***** Selected excerpt *****

The project took the image of Kannada Braille script and segmented the image in
to line by using the relative position of the dots.  After line
segmentation was done, Braille characters were separated using inter character
distance parameter. The recognized Braille character was translated into Kannada
alphabet and saved in a document. The methodology used in this paper
achieved more than 98% accuracy.

Ravi et.al 8 projected
a research to convert hand punched Kannada Braille Characters using knowledge
based multi decision method. Braille dots were carefully separated depending on the location of the dots. The inter character
distance was used to group the dots into a word box. The system was designed to
recognize the braille dot and it was converted to Kannada character.

Bijet et.al
9 presented a research work to convert Odia, Hindi, Telugu
and English braille documents into its corresponding language.
The algorithm used the
technique of histogram analysis, segmentation, pattern recognition, letter
arrays, data base generation with testing in software and dumping in using
Spartan 3e FPGA kit which defined the dot patterns for the alphabets.

Sudhir Rao et al. 10 proposed a research work to convert Kannada Braille document taken by a
camera, into Kannada script or audio. As a first step the color image of input
image was converted to unicolor
space for processing. An automated thresholding algorithm was applied to
get the area of interest and segmentation technique was applied and recognition
of letter was done based
on highlighted dot in Braille document.  All algorithms were implemented for a Xilinx
Spartan 3E FPGA using Verilog HDL language and
were executed in real time. An accuracy of over 94% was attained in Braille
segmentation and detection.

***** Task material *****

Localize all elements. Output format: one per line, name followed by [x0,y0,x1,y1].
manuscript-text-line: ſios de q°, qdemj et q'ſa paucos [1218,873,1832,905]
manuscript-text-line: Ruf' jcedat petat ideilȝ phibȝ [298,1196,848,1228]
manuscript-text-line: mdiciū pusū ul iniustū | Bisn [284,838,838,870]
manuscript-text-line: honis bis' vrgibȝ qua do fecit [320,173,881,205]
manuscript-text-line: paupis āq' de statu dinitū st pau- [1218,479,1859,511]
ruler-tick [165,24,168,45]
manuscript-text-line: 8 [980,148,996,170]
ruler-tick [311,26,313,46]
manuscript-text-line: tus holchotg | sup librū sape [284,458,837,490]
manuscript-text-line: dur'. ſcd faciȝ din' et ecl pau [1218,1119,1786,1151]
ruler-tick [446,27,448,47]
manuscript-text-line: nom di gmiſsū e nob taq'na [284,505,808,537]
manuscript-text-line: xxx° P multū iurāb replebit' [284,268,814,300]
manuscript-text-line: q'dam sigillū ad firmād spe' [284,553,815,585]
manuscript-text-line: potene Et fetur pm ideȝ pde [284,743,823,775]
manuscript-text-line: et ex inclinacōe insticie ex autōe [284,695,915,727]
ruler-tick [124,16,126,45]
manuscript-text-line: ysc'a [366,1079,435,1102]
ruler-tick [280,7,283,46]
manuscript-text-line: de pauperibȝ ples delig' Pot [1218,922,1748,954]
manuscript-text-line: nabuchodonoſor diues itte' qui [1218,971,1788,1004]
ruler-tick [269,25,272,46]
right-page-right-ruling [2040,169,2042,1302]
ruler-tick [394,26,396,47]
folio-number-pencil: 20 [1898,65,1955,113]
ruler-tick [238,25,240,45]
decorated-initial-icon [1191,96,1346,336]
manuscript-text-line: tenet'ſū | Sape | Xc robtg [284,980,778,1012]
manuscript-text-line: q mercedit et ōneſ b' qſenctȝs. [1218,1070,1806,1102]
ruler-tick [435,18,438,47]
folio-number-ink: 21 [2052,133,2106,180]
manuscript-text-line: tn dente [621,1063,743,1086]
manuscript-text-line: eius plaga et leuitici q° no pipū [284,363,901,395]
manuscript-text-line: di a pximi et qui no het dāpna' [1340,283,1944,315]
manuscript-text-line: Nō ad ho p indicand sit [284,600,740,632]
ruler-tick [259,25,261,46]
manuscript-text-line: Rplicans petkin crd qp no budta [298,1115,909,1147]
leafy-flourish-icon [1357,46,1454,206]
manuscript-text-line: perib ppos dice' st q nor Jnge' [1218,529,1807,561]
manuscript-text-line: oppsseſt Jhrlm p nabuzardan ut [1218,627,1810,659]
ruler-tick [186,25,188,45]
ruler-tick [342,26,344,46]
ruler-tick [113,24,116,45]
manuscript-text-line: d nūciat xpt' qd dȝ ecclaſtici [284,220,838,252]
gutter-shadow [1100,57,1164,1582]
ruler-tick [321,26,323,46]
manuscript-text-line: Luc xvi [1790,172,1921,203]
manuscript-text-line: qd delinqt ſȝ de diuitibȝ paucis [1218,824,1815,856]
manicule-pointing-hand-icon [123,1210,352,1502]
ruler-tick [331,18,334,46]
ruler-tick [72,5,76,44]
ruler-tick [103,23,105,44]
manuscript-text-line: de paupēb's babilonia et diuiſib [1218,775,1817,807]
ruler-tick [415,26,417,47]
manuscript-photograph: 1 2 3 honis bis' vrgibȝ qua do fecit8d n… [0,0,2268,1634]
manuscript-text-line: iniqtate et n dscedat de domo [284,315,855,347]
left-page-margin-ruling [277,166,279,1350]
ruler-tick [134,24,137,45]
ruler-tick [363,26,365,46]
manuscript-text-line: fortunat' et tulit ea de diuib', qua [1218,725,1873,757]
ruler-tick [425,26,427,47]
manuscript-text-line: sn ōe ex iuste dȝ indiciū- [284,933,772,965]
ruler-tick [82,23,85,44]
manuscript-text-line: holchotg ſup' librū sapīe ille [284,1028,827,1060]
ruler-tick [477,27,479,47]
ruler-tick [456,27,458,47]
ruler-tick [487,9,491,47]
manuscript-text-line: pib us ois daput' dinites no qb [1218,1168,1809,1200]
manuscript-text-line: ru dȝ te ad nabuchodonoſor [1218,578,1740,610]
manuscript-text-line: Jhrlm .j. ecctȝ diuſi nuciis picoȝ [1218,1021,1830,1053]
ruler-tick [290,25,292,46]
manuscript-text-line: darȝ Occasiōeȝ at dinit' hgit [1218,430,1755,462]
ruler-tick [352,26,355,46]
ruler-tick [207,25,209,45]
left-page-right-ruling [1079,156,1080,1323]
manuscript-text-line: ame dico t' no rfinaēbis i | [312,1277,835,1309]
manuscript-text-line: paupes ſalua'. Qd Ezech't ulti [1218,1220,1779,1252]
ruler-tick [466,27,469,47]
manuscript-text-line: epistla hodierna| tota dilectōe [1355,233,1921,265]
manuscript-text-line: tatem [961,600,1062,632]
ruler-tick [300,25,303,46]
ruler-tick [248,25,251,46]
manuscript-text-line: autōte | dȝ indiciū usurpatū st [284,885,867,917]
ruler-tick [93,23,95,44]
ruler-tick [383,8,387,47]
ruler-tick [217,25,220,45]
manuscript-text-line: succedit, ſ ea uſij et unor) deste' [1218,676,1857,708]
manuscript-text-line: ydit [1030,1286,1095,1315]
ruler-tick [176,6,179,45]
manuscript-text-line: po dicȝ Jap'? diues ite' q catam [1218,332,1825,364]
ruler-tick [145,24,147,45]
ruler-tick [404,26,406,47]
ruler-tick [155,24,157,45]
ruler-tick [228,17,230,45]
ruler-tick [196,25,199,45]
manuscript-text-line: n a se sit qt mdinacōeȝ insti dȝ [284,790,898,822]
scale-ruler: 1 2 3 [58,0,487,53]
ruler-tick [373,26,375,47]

*****

Tasks to complete
1 - Print the records from their first line up to and including the line with "folio-number-ink: 21 [2052,133,2106,180]", keeping every line exactly as it appears.
2 - Please write what follows the passage on Braille recognition research, picking up after its last sentence.

Outputs in order
1 -
Localize all elements. Output format: one per line, name followed by [x0,y0,x1,y1].
manuscript-text-line: ſios de q°, qdemj et q'ſa paucos [1218,873,1832,905]
manuscript-text-line: Ruf' jcedat petat ideilȝ phibȝ [298,1196,848,1228]
manuscript-text-line: mdiciū pusū ul iniustū | Bisn [284,838,838,870]
manuscript-text-line: honis bis' vrgibȝ qua do fecit [320,173,881,205]
manuscript-text-line: paupis āq' de statu dinitū st pau- [1218,479,1859,511]
ruler-tick [165,24,168,45]
manuscript-text-line: 8 [980,148,996,170]
ruler-tick [311,26,313,46]
manuscript-text-line: tus holchotg | sup librū sape [284,458,837,490]
manuscript-text-line: dur'. ſcd faciȝ din' et ecl pau [1218,1119,1786,1151]
ruler-tick [446,27,448,47]
manuscript-text-line: nom di gmiſsū e nob taq'na [284,505,808,537]
manuscript-text-line: xxx° P multū iurāb replebit' [284,268,814,300]
manuscript-text-line: q'dam sigillū ad firmād spe' [284,553,815,585]
manuscript-text-line: potene Et fetur pm ideȝ pde [284,743,823,775]
manuscript-text-line: et ex inclinacōe insticie ex autōe [284,695,915,727]
ruler-tick [124,16,126,45]
manuscript-text-line: ysc'a [366,1079,435,1102]
ruler-tick [280,7,283,46]
manuscript-text-line: de pauperibȝ ples delig' Pot [1218,922,1748,954]
manuscript-text-line: nabuchodonoſor diues itte' qui [1218,971,1788,1004]
ruler-tick [269,25,272,46]
right-page-right-ruling [2040,169,2042,1302]
ruler-tick [394,26,396,47]
folio-number-pencil: 20 [1898,65,1955,113]
ruler-tick [238,25,240,45]
decorated-initial-icon [1191,96,1346,336]
manuscript-text-line: tenet'ſū | Sape | Xc robtg [284,980,778,1012]
manuscript-text-line: q mercedit et ōneſ b' qſenctȝs. [1218,1070,1806,1102]
ruler-tick [435,18,438,47]
folio-number-ink: 21 [2052,133,2106,180]

2 -
Ann Jose et.al 11 projected a
work on changing the Malayalam Braille document to text and concatenative
speech synthesis
technique was used for speech conversion. The image was captured by CMOS image
sensor and then the image was converted to binary image by calculating the
threshold using histogram analysis. Filtering technique was applied to remove
the noise. The row and column grouping of dots was done based on the spacing
between dots to identify the Braille cell. Presence of dot will be represented
as 1 and absence as 0 and a six-digit binary number was generated. Using this
binary number Malayalam character mapping was done and speech synthesizer was
used for audio conversion.